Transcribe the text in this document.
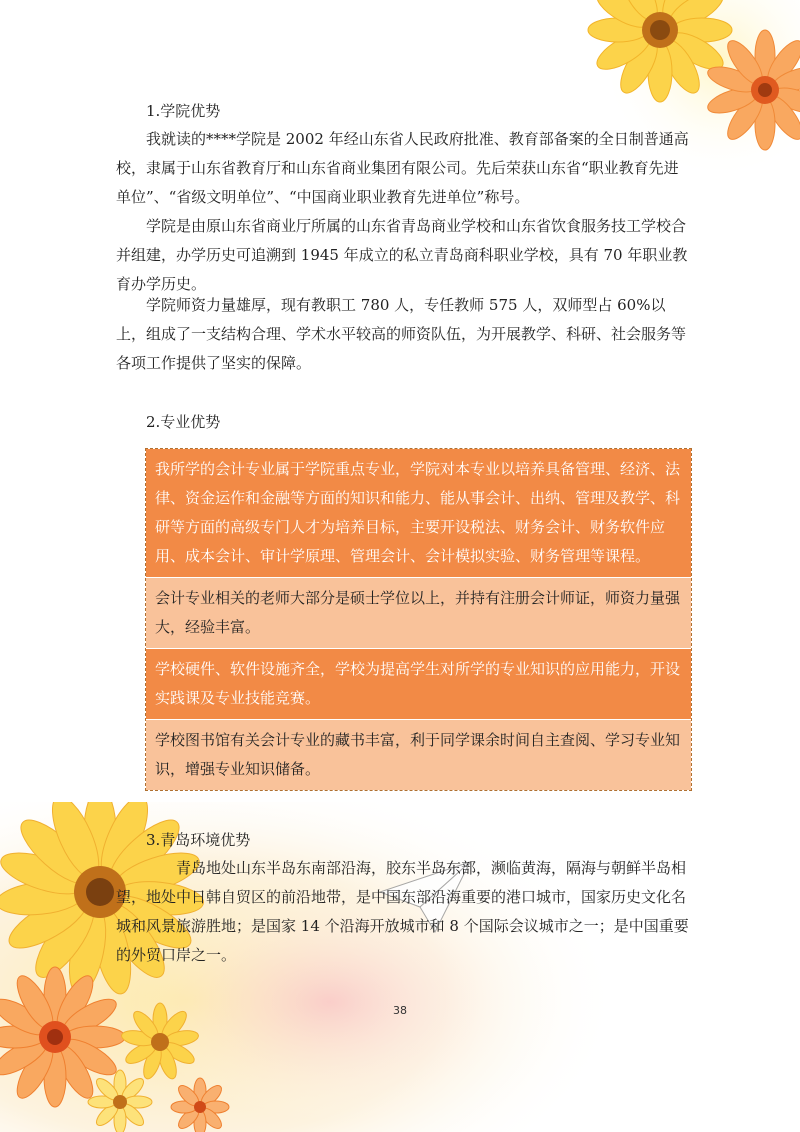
1.学院优势

我就读的****学院是 2002 年经山东省人民政府批准、教育部备案的全日制普通高校，隶属于山东省教育厅和山东省商业集团有限公司。先后荣获山东省“职业教育先进单位”、“省级文明单位”、“中国商业职业教育先进单位”称号。

学院是由原山东省商业厅所属的山东省青岛商业学校和山东省饮食服务技工学校合并组建，办学历史可追溯到 1945 年成立的私立青岛商科职业学校，具有 70 年职业教育办学历史。

学院师资力量雄厚，现有教职工 780 人，专任教师 575 人，双师型占 60%以上，组成了一支结构合理、学术水平较高的师资队伍，为开展教学、科研、社会服务等各项工作提供了坚实的保障。

2.专业优势
我所学的会计专业属于学院重点专业，学院对本专业以培养具备管理、经济、法律、资金运作和金融等方面的知识和能力、能从事会计、出纳、管理及教学、科研等方面的高级专门人才为培养目标，主要开设税法、财务会计、财务软件应用、成本会计、审计学原理、管理会计、会计模拟实验、财务管理等课程。
会计专业相关的老师大部分是硕士学位以上，并持有注册会计师证，师资力量强大，经验丰富。
学校硬件、软件设施齐全，学校为提高学生对所学的专业知识的应用能力，开设实践课及专业技能竞赛。
学校图书馆有关会计专业的藏书丰富，利于同学课余时间自主查阅、学习专业知识，增强专业知识储备。
3.青岛环境优势

青岛地处山东半岛东南部沿海，胶东半岛东部，濒临黄海，隔海与朝鲜半岛相望，地处中日韩自贸区的前沿地带，是中国东部沿海重要的港口城市，国家历史文化名城和风景旅游胜地；是国家 14 个沿海开放城市和 8 个国际会议城市之一；是中国重要的外贸口岸之一。

38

○ ○ ○ ○

The pictures in the entries should be left out; output everything else exactly.

_Solution for this exercise_.
Transcribe the text in this document.
1.学院优势

我就读的****学院是 2002 年经山东省人民政府批准、教育部备案的全日制普通高校，隶属于山东省教育厅和山东省商业集团有限公司。先后荣获山东省“职业教育先进单位”、“省级文明单位”、“中国商业职业教育先进单位”称号。

学院是由原山东省商业厅所属的山东省青岛商业学校和山东省饮食服务技工学校合并组建，办学历史可追溯到 1945 年成立的私立青岛商科职业学校，具有 70 年职业教育办学历史。

学院师资力量雄厚，现有教职工 780 人，专任教师 575 人，双师型占 60%以上，组成了一支结构合理、学术水平较高的师资队伍，为开展教学、科研、社会服务等各项工作提供了坚实的保障。

2.专业优势
我所学的会计专业属于学院重点专业，学院对本专业以培养具备管理、经济、法律、资金运作和金融等方面的知识和能力、能从事会计、出纳、管理及教学、科研等方面的高级专门人才为培养目标，主要开设税法、财务会计、财务软件应用、成本会计、审计学原理、管理会计、会计模拟实验、财务管理等课程。
会计专业相关的老师大部分是硕士学位以上，并持有注册会计师证，师资力量强大，经验丰富。
学校硬件、软件设施齐全，学校为提高学生对所学的专业知识的应用能力，开设实践课及专业技能竞赛。
学校图书馆有关会计专业的藏书丰富，利于同学课余时间自主查阅、学习专业知识，增强专业知识储备。
3.青岛环境优势

青岛地处山东半岛东南部沿海，胶东半岛东部，濒临黄海，隔海与朝鲜半岛相望，地处中日韩自贸区的前沿地带，是中国东部沿海重要的港口城市，国家历史文化名城和风景旅游胜地；是国家 14 个沿海开放城市和 8 个国际会议城市之一；是中国重要的外贸口岸之一。

38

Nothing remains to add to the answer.